# Data items
....
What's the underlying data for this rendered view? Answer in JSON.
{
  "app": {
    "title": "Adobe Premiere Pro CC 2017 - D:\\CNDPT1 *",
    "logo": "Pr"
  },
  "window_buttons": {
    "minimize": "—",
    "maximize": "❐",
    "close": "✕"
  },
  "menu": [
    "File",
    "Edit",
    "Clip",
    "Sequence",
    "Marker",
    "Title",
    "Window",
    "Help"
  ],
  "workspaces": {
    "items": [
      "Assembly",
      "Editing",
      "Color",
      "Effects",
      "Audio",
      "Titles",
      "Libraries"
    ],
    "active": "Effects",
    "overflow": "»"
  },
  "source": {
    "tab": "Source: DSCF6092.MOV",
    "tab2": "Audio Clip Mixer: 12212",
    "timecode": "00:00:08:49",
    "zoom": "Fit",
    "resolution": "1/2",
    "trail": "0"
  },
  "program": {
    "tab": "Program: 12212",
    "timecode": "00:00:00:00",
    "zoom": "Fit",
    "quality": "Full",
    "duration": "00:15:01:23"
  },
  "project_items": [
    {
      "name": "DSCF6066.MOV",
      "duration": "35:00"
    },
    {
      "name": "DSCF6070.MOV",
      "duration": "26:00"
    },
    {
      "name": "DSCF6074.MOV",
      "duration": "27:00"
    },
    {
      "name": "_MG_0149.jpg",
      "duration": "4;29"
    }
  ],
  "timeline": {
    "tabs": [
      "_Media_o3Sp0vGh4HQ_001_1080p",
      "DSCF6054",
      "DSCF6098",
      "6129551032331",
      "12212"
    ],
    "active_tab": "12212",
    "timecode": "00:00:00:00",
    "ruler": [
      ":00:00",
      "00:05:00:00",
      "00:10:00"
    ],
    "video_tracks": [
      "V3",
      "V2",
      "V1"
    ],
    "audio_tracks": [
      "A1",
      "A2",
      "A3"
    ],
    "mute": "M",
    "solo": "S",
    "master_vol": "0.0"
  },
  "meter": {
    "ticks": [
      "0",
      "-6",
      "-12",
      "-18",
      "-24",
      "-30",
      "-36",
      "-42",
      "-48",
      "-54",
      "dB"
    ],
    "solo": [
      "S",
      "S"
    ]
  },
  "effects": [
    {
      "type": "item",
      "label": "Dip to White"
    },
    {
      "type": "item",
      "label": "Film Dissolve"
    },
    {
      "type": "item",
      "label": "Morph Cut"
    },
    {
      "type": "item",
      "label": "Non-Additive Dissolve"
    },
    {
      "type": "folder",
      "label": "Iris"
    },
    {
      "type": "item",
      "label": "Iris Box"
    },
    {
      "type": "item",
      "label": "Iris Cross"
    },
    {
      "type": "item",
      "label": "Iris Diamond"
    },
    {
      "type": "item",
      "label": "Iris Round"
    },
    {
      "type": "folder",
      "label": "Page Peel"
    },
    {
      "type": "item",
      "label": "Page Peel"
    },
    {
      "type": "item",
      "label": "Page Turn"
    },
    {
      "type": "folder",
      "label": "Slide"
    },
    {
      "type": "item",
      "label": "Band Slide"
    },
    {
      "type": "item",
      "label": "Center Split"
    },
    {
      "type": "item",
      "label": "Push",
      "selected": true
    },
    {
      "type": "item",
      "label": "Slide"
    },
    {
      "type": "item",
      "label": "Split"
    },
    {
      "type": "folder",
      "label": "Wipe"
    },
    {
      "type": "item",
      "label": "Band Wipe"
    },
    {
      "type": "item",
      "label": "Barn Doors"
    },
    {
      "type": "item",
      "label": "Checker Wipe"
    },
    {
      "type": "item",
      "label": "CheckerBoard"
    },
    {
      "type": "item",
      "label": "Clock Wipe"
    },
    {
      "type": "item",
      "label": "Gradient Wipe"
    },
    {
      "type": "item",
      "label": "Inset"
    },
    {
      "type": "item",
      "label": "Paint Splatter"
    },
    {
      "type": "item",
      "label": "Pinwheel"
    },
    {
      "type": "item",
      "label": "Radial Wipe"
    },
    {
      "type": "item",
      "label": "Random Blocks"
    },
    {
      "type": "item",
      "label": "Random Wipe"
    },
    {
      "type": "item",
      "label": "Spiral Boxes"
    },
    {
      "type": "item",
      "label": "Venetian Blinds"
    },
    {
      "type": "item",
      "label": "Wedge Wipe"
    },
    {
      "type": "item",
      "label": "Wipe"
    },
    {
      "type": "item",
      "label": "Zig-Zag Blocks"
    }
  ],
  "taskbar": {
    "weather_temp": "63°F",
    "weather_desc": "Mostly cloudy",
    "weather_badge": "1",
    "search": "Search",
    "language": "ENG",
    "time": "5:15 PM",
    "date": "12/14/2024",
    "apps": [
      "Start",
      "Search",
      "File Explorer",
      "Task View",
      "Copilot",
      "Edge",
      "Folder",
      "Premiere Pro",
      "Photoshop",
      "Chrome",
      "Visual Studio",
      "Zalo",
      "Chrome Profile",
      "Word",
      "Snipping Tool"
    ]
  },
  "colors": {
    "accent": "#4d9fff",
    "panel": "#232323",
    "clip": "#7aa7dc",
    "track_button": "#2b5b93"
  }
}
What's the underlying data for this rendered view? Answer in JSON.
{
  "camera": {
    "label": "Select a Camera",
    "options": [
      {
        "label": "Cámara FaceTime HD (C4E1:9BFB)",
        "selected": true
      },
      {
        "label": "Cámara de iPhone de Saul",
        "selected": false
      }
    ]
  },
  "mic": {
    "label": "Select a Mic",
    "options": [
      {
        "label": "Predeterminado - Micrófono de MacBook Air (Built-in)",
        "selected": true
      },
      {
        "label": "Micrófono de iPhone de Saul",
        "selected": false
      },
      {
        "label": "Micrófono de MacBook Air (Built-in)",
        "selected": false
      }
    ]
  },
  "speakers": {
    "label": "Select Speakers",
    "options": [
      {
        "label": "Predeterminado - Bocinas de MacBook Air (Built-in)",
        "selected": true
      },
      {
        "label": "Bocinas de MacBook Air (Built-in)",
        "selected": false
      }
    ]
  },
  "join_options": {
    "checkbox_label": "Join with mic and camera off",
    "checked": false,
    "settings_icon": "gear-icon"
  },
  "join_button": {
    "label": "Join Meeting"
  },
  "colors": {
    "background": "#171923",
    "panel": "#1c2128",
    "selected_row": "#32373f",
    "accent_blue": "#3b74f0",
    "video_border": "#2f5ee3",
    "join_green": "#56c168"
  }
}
....
Type out the material again exactly as presented.

What's the underlying data for this rendered view? Answer in JSON.
{
  "app": {
    "title": "Adobe Premiere Pro CC 2017 - D:\\CNDPT1 *",
    "logo": "Pr"
  },
  "window_buttons": {
    "minimize": "—",
    "maximize": "❐",
    "close": "✕"
  },
  "menu": [
    "File",
    "Edit",
    "Clip",
    "Sequence",
    "Marker",
    "Title",
    "Window",
    "Help"
  ],
  "workspaces": {
    "items": [
      "Assembly",
      "Editing",
      "Color",
      "Effects",
      "Audio",
      "Titles",
      "Libraries"
    ],
    "active": "Effects",
    "overflow": "»"
  },
  "source": {
    "tab": "Source: DSCF6092.MOV",
    "tab2": "Audio Clip Mixer: 12212",
    "timecode": "00:00:08:49",
    "zoom": "Fit",
    "resolution": "1/2",
    "trail": "0"
  },
  "program": {
    "tab": "Program: 12212",
    "timecode": "00:00:00:00",
    "zoom": "Fit",
    "quality": "Full",
    "duration": "00:15:01:23"
  },
  "project_items": [
    {
      "name": "DSCF6066.MOV",
      "duration": "35:00"
    },
    {
      "name": "DSCF6070.MOV",
      "duration": "26:00"
    },
    {
      "name": "DSCF6074.MOV",
      "duration": "27:00"
    },
    {
      "name": "_MG_0149.jpg",
      "duration": "4;29"
    }
  ],
  "timeline": {
    "tabs": [
      "_Media_o3Sp0vGh4HQ_001_1080p",
      "DSCF6054",
      "DSCF6098",
      "6129551032331",
      "12212"
    ],
    "active_tab": "12212",
    "timecode": "00:00:00:00",
    "ruler": [
      ":00:00",
      "00:05:00:00",
      "00:10:00"
    ],
    "video_tracks": [
      "V3",
      "V2",
      "V1"
    ],
    "audio_tracks": [
      "A1",
      "A2",
      "A3"
    ],
    "mute": "M",
    "solo": "S",
    "master_vol": "0.0"
  },
  "meter": {
    "ticks": [
      "0",
      "-6",
      "-12",
      "-18",
      "-24",
      "-30",
      "-36",
      "-42",
      "-48",
      "-54",
      "dB"
    ],
    "solo": [
      "S",
      "S"
    ]
  },
  "effects": [
    {
      "type": "item",
      "label": "Dip to White"
    },
    {
      "type": "item",
      "label": "Film Dissolve"
    },
    {
      "type": "item",
      "label": "Morph Cut"
    },
    {
      "type": "item",
      "label": "Non-Additive Dissolve"
    },
    {
      "type": "folder",
      "label": "Iris"
    },
    {
      "type": "item",
      "label": "Iris Box"
    },
    {
      "type": "item",
      "label": "Iris Cross"
    },
    {
      "type": "item",
      "label": "Iris Diamond"
    },
    {
      "type": "item",
      "label": "Iris Round"
    },
    {
      "type": "folder",
      "label": "Page Peel"
    },
    {
      "type": "item",
      "label": "Page Peel"
    },
    {
      "type": "item",
      "label": "Page Turn"
    },
    {
      "type": "folder",
      "label": "Slide"
    },
    {
      "type": "item",
      "label": "Band Slide"
    },
    {
      "type": "item",
      "label": "Center Split"
    },
    {
      "type": "item",
      "label": "Push",
      "selected": true
    },
    {
      "type": "item",
      "label": "Slide"
    },
    {
      "type": "item",
      "label": "Split"
    },
    {
      "type": "folder",
      "label": "Wipe"
    },
    {
      "type": "item",
      "label": "Band Wipe"
    },
    {
      "type": "item",
      "label": "Barn Doors"
    },
    {
      "type": "item",
      "label": "Checker Wipe"
    },
    {
      "type": "item",
      "label": "CheckerBoard"
    },
    {
      "type": "item",
      "label": "Clock Wipe"
    },
    {
      "type": "item",
      "label": "Gradient Wipe"
    },
    {
      "type": "item",
      "label": "Inset"
    },
    {
      "type": "item",
      "label": "Paint Splatter"
    },
    {
      "type": "item",
      "label": "Pinwheel"
    },
    {
      "type": "item",
      "label": "Radial Wipe"
    },
    {
      "type": "item",
      "label": "Random Blocks"
    },
    {
      "type": "item",
      "label": "Random Wipe"
    },
    {
      "type": "item",
      "label": "Spiral Boxes"
    },
    {
      "type": "item",
      "label": "Venetian Blinds"
    },
    {
      "type": "item",
      "label": "Wedge Wipe"
    },
    {
      "type": "item",
      "label": "Wipe"
    },
    {
      "type": "item",
      "label": "Zig-Zag Blocks"
    }
  ],
  "taskbar": {
    "weather_temp": "63°F",
    "weather_desc": "Mostly cloudy",
    "weather_badge": "1",
    "search": "Search",
    "language": "ENG",
    "time": "5:15 PM",
    "date": "12/14/2024",
    "apps": [
      "Start",
      "Search",
      "File Explorer",
      "Task View",
      "Copilot",
      "Edge",
      "Folder",
      "Premiere Pro",
      "Photoshop",
      "Chrome",
      "Visual Studio",
      "Zalo",
      "Chrome Profile",
      "Word",
      "Snipping Tool"
    ]
  },
  "colors": {
    "accent": "#4d9fff",
    "panel": "#232323",
    "clip": "#7aa7dc",
    "track_button": "#2b5b93"
  }
}
What's the underlying data for this rendered view? Answer in JSON.
{
  "camera": {
    "label": "Select a Camera",
    "options": [
      {
        "label": "Cámara FaceTime HD (C4E1:9BFB)",
        "selected": true
      },
      {
        "label": "Cámara de iPhone de Saul",
        "selected": false
      }
    ]
  },
  "mic": {
    "label": "Select a Mic",
    "options": [
      {
        "label": "Predeterminado - Micrófono de MacBook Air (Built-in)",
        "selected": true
      },
      {
        "label": "Micrófono de iPhone de Saul",
        "selected": false
      },
      {
        "label": "Micrófono de MacBook Air (Built-in)",
        "selected": false
      }
    ]
  },
  "speakers": {
    "label": "Select Speakers",
    "options": [
      {
        "label": "Predeterminado - Bocinas de MacBook Air (Built-in)",
        "selected": true
      },
      {
        "label": "Bocinas de MacBook Air (Built-in)",
        "selected": false
      }
    ]
  },
  "join_options": {
    "checkbox_label": "Join with mic and camera off",
    "checked": false,
    "settings_icon": "gear-icon"
  },
  "join_button": {
    "label": "Join Meeting"
  },
  "colors": {
    "background": "#171923",
    "panel": "#1c2128",
    "selected_row": "#32373f",
    "accent_blue": "#3b74f0",
    "video_border": "#2f5ee3",
    "join_green": "#56c168"
  }
}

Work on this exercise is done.